Exercise input:
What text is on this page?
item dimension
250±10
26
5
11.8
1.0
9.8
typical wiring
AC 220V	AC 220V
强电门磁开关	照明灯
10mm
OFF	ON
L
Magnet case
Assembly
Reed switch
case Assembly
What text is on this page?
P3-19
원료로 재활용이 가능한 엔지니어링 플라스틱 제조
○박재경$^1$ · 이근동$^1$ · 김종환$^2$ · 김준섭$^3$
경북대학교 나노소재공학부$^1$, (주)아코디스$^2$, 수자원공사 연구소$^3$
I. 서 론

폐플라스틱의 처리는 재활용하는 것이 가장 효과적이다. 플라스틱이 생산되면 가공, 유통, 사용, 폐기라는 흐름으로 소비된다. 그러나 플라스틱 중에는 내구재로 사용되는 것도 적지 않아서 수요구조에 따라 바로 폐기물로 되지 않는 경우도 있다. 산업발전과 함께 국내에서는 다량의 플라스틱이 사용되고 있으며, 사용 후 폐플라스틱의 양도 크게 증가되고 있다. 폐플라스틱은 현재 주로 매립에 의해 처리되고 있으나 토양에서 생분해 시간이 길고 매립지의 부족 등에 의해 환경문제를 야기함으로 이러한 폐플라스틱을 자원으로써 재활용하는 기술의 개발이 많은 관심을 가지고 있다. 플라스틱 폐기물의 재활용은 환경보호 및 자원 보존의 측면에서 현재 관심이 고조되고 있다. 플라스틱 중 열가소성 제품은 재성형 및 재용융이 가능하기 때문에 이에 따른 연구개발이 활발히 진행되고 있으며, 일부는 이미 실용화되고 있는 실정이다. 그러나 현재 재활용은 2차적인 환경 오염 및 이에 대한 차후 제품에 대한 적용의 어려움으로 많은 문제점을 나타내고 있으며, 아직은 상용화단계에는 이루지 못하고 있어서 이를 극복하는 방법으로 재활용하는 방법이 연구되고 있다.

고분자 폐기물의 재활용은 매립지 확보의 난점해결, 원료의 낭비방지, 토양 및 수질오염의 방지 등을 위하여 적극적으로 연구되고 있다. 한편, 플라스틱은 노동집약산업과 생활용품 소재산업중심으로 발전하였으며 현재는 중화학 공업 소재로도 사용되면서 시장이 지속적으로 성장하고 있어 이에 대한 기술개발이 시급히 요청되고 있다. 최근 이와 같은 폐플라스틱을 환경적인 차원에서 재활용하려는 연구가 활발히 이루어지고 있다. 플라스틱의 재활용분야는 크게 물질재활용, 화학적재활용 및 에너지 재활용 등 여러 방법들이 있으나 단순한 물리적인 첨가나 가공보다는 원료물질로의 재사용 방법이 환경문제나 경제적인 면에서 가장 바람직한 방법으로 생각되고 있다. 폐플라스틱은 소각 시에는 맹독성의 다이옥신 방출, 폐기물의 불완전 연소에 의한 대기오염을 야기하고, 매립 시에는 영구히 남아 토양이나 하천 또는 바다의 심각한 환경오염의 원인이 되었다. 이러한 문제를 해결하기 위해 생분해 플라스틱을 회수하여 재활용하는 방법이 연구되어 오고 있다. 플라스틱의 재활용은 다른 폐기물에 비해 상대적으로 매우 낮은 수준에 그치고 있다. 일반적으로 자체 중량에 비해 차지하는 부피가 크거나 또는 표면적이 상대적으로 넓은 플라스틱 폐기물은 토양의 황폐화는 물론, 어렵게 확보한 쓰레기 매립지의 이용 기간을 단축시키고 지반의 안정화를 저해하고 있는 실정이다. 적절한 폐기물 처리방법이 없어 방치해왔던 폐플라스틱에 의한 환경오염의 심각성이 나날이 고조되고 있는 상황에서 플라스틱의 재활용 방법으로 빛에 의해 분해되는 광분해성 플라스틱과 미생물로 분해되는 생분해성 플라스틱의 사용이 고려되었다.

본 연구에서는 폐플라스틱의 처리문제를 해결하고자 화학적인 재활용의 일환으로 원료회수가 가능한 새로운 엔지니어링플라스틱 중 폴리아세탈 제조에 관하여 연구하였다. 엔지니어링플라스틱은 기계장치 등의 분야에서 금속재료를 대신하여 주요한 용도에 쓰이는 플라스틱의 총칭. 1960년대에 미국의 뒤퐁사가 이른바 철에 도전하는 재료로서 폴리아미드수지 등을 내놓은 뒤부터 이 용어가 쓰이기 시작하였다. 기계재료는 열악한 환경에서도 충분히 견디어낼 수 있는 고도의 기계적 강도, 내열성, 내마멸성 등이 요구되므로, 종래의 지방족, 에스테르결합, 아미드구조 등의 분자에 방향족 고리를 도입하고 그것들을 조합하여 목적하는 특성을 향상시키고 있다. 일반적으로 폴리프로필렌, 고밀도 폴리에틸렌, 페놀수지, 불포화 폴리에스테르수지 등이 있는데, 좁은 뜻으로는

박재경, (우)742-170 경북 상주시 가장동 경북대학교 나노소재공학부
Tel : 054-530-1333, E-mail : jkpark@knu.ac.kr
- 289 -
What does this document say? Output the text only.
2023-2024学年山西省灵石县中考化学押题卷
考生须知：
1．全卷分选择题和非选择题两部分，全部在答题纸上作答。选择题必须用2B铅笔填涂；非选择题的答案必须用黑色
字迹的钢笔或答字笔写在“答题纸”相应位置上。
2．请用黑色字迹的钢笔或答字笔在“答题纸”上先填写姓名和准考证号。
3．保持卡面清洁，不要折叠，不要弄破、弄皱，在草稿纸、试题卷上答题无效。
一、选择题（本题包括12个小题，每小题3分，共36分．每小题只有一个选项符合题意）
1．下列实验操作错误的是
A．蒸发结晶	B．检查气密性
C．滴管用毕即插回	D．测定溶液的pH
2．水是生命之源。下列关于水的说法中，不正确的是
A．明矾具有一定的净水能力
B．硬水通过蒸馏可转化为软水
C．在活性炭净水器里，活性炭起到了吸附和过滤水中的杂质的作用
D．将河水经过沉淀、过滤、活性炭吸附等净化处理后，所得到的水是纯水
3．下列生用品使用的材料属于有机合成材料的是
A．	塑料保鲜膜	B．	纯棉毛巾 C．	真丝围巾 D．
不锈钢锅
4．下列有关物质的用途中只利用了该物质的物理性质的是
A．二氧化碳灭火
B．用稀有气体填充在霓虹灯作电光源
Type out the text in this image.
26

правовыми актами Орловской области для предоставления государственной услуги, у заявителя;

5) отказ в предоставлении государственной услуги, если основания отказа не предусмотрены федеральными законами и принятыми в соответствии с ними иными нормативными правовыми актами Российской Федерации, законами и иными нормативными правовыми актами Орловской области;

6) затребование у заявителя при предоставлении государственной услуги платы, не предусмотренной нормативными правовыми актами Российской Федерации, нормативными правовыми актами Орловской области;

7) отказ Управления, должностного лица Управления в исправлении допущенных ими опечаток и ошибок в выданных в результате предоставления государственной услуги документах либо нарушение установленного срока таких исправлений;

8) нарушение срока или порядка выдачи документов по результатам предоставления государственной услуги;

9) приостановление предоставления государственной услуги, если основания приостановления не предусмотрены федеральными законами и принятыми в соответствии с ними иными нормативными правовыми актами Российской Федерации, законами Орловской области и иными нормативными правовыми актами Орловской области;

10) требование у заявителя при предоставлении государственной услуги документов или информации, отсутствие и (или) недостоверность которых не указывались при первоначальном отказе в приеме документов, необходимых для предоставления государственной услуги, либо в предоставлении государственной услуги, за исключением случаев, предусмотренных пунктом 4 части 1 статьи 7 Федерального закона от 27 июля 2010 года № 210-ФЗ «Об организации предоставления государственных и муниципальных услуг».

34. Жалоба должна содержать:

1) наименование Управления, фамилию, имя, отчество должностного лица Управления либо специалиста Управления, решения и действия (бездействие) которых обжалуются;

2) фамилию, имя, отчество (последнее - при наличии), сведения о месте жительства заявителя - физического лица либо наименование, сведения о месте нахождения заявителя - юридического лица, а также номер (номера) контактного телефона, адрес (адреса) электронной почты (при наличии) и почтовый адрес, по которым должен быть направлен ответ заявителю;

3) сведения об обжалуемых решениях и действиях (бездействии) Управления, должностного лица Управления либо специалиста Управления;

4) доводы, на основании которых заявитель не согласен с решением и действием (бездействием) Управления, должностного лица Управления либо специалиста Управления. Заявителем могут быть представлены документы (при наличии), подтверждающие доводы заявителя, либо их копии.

Problem statement: All lines holding the word "나노소재공학부" should be picked out and copied.

Response to the task:
경북대학교 나노소재공학부$^1$, (주)아코디스$^2$, 수자원공사 연구소$^3$
박재경, (우)742-170 경북 상주시 가장동 경북대학교 나노소재공학부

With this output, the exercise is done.